Single out the lines that include the word "名称未設定". Copy them.

##### Entries #####

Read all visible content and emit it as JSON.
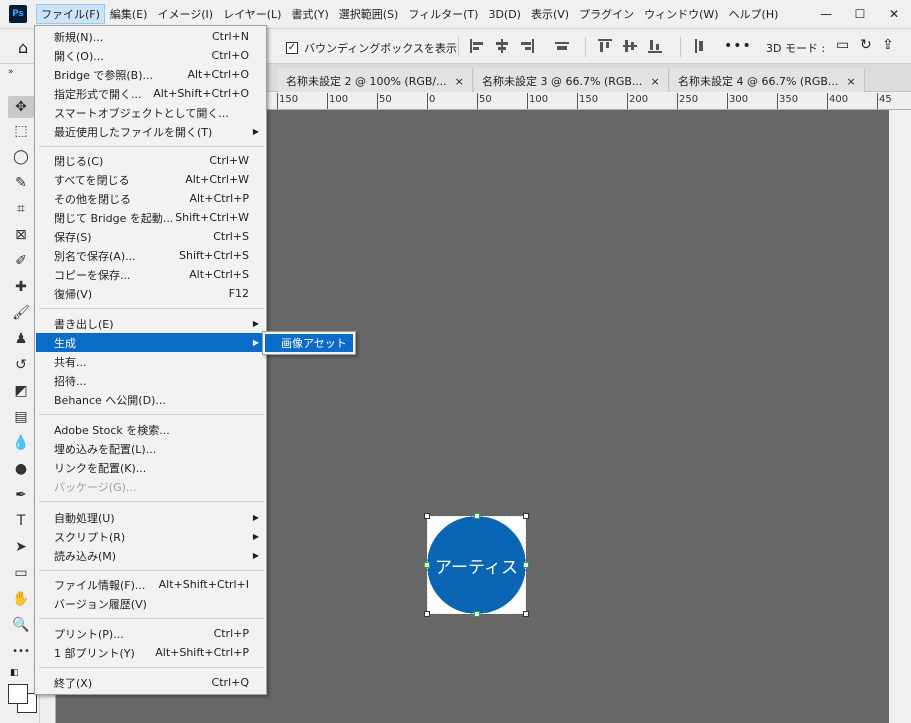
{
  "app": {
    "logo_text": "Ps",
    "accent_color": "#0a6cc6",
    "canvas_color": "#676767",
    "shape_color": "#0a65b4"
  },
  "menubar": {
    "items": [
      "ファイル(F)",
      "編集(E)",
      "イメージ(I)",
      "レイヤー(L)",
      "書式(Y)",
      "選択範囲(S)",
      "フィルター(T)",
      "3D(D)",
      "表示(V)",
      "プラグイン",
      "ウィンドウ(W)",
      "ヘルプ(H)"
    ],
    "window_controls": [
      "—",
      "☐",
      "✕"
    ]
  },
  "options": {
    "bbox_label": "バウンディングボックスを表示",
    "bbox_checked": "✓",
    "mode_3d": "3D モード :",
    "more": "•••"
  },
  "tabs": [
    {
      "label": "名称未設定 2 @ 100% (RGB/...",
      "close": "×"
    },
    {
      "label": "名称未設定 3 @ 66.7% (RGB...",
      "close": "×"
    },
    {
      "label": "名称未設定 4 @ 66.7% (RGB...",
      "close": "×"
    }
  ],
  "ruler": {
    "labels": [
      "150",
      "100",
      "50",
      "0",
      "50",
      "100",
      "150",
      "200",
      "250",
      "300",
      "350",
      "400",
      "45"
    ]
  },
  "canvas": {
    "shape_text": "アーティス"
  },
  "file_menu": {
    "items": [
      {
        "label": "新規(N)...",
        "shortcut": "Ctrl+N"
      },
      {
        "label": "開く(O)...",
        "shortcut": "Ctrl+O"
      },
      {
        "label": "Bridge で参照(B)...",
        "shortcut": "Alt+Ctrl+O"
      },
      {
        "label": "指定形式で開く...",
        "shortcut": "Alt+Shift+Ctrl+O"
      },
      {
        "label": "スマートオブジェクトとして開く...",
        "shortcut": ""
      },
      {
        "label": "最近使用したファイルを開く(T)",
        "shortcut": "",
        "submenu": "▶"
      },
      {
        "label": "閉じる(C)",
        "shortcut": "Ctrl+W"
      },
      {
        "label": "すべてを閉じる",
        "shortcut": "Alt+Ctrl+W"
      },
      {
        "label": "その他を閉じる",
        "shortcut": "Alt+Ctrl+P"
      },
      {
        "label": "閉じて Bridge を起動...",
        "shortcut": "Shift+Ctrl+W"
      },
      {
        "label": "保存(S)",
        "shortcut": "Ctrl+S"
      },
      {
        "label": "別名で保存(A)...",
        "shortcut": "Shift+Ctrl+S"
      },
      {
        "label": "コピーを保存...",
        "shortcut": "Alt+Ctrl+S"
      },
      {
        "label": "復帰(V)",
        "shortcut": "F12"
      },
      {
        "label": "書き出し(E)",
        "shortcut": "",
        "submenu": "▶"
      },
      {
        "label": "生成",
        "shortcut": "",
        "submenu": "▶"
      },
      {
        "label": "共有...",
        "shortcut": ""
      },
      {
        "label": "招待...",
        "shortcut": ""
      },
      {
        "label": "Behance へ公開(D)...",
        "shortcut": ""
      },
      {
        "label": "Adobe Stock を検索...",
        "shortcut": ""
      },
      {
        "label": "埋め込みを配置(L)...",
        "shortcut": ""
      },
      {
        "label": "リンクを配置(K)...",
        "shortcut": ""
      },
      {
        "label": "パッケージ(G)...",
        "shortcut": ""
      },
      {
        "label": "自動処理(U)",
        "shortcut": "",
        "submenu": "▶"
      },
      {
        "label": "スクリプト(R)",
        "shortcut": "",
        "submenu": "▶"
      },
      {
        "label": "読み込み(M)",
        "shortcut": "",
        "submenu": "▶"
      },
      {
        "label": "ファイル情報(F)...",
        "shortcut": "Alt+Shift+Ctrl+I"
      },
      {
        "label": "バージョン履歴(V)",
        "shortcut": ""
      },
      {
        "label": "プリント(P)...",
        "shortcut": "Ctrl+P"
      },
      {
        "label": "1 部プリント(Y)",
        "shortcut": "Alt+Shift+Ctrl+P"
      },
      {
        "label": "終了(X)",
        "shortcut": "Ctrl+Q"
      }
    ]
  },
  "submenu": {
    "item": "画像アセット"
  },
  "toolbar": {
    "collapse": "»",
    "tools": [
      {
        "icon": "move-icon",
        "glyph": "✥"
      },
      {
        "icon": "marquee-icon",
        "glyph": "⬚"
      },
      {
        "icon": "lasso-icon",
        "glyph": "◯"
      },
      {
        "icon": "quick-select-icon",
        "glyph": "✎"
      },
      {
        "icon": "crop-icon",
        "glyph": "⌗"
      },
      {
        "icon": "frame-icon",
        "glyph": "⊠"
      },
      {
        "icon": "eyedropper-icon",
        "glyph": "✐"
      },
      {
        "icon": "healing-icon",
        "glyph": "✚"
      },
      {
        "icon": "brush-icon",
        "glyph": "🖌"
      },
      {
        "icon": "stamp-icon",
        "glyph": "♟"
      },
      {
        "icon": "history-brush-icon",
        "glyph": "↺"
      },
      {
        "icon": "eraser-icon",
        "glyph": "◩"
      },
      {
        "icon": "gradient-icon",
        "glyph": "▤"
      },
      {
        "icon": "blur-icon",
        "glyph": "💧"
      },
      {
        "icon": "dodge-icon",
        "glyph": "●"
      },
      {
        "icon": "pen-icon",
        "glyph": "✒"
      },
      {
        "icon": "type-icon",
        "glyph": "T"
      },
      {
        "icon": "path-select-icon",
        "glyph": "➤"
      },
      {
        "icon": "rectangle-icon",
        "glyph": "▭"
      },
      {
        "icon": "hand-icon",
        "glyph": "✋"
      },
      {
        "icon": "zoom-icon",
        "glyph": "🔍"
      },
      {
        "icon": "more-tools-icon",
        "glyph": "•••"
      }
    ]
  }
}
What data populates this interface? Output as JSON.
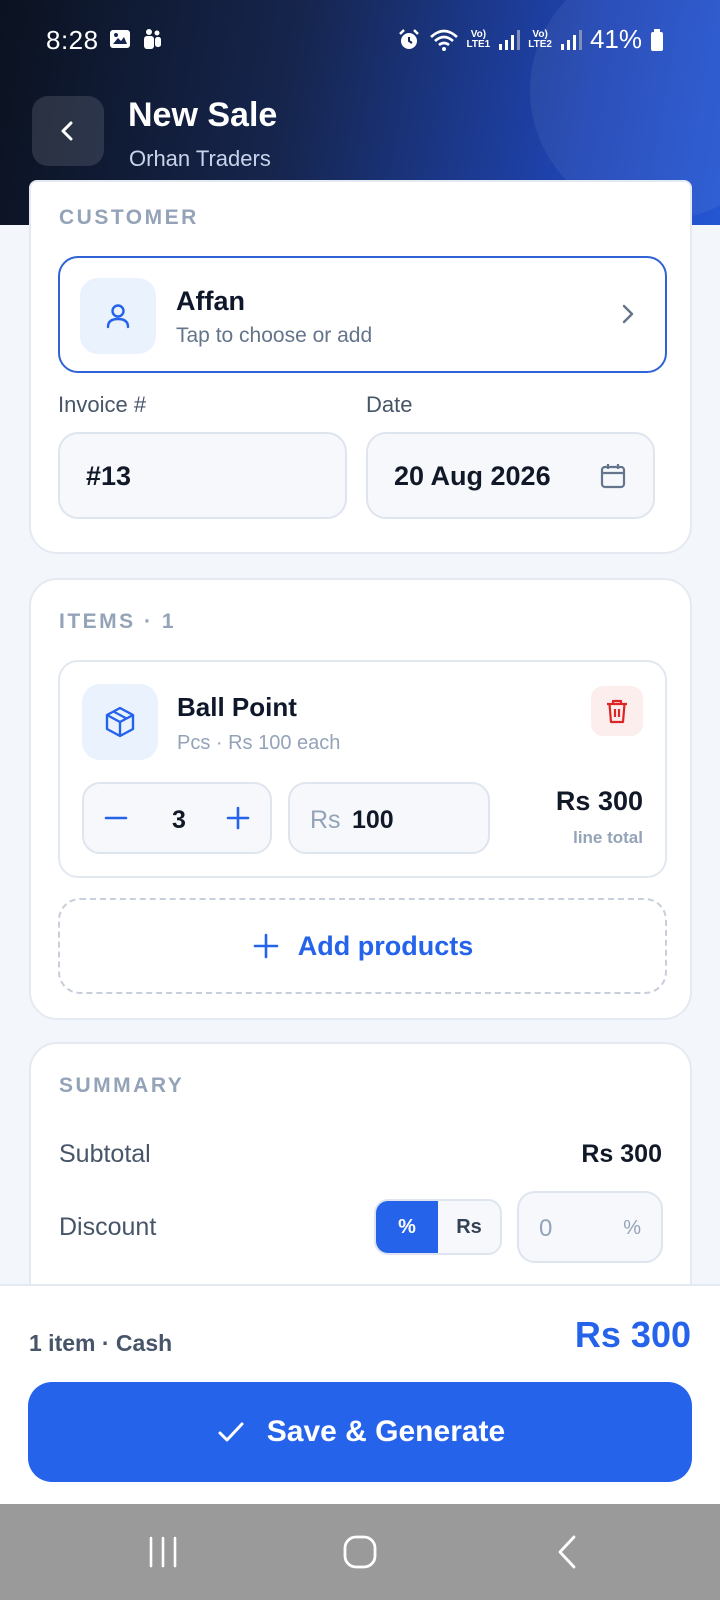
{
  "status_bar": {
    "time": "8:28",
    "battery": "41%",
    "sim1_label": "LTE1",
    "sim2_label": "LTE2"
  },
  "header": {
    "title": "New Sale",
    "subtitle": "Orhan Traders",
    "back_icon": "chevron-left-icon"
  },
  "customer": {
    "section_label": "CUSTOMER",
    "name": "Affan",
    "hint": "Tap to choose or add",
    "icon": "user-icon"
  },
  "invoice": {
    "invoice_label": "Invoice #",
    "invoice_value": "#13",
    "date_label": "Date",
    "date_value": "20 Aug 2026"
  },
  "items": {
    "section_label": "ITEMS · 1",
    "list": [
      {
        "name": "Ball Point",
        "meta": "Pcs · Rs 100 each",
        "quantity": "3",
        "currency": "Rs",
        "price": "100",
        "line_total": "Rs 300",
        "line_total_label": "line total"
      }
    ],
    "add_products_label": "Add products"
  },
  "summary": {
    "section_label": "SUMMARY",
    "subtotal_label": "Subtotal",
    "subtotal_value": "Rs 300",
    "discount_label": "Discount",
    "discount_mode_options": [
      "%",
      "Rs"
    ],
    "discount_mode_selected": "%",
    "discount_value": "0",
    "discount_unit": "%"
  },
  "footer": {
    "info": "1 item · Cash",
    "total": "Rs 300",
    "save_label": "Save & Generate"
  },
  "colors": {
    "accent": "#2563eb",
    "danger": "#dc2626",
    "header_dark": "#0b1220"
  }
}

#####

**Full solution:**
      "label": "名称未設定 2 @ 100% (RGB/...",
      "label": "名称未設定 3 @ 66.7% (RGB...",
      "label": "名称未設定 4 @ 66.7% (RGB...",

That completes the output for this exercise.